The entries that follow should be written out exactly.

-=-=-

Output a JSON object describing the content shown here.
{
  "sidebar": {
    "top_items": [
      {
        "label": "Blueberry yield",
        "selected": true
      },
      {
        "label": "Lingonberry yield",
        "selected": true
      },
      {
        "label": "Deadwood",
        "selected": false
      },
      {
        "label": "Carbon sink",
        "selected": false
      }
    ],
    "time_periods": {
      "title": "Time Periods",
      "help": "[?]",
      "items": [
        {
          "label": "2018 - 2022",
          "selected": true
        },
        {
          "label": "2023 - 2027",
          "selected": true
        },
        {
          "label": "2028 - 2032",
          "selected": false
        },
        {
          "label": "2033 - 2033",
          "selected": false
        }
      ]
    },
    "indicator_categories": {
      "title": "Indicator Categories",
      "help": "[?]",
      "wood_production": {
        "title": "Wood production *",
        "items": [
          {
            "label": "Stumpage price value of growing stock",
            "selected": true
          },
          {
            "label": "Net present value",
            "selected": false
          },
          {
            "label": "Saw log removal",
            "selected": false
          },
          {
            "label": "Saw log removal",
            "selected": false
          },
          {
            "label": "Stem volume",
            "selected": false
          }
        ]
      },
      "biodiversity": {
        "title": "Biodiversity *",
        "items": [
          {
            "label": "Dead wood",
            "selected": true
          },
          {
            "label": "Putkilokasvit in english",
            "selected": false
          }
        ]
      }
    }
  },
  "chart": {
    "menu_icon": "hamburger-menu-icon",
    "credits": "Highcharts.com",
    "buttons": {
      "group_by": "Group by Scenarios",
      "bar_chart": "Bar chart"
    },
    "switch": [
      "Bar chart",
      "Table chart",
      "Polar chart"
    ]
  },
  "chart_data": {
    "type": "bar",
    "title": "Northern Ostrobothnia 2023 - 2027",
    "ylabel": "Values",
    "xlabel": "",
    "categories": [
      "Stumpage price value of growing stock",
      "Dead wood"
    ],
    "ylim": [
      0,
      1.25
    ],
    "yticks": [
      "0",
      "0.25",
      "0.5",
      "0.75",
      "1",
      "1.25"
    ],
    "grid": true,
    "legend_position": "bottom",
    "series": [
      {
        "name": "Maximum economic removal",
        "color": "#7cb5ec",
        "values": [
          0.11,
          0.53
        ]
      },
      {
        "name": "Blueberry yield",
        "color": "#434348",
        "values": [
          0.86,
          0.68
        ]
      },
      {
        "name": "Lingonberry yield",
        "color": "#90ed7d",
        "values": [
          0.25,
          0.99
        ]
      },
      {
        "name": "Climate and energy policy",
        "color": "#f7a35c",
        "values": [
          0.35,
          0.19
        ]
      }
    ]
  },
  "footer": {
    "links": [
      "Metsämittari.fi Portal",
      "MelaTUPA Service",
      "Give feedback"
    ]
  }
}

-=-=-

- _SOLUTION FOR THIS PROBLEM_:
Output a JSON object describing the content shown here.
{
  "sidebar": {
    "top_items": [
      {
        "label": "Blueberry yield",
        "selected": true
      },
      {
        "label": "Lingonberry yield",
        "selected": true
      },
      {
        "label": "Deadwood",
        "selected": false
      },
      {
        "label": "Carbon sink",
        "selected": false
      }
    ],
    "time_periods": {
      "title": "Time Periods",
      "help": "[?]",
      "items": [
        {
          "label": "2018 - 2022",
          "selected": true
        },
        {
          "label": "2023 - 2027",
          "selected": true
        },
        {
          "label": "2028 - 2032",
          "selected": false
        },
        {
          "label": "2033 - 2033",
          "selected": false
        }
      ]
    },
    "indicator_categories": {
      "title": "Indicator Categories",
      "help": "[?]",
      "wood_production": {
        "title": "Wood production *",
        "items": [
          {
            "label": "Stumpage price value of growing stock",
            "selected": true
          },
          {
            "label": "Net present value",
            "selected": false
          },
          {
            "label": "Saw log removal",
            "selected": false
          },
          {
            "label": "Saw log removal",
            "selected": false
          },
          {
            "label": "Stem volume",
            "selected": false
          }
        ]
      },
      "biodiversity": {
        "title": "Biodiversity *",
        "items": [
          {
            "label": "Dead wood",
            "selected": true
          },
          {
            "label": "Putkilokasvit in english",
            "selected": false
          }
        ]
      }
    }
  },
  "chart": {
    "menu_icon": "hamburger-menu-icon",
    "credits": "Highcharts.com",
    "buttons": {
      "group_by": "Group by Scenarios",
      "bar_chart": "Bar chart"
    },
    "switch": [
      "Bar chart",
      "Table chart",
      "Polar chart"
    ]
  },
  "chart_data": {
    "type": "bar",
    "title": "Northern Ostrobothnia 2023 - 2027",
    "ylabel": "Values",
    "xlabel": "",
    "categories": [
      "Stumpage price value of growing stock",
      "Dead wood"
    ],
    "ylim": [
      0,
      1.25
    ],
    "yticks": [
      "0",
      "0.25",
      "0.5",
      "0.75",
      "1",
      "1.25"
    ],
    "grid": true,
    "legend_position": "bottom",
    "series": [
      {
        "name": "Maximum economic removal",
        "color": "#7cb5ec",
        "values": [
          0.11,
          0.53
        ]
      },
      {
        "name": "Blueberry yield",
        "color": "#434348",
        "values": [
          0.86,
          0.68
        ]
      },
      {
        "name": "Lingonberry yield",
        "color": "#90ed7d",
        "values": [
          0.25,
          0.99
        ]
      },
      {
        "name": "Climate and energy policy",
        "color": "#f7a35c",
        "values": [
          0.35,
          0.19
        ]
      }
    ]
  },
  "footer": {
    "links": [
      "Metsämittari.fi Portal",
      "MelaTUPA Service",
      "Give feedback"
    ]
  }
}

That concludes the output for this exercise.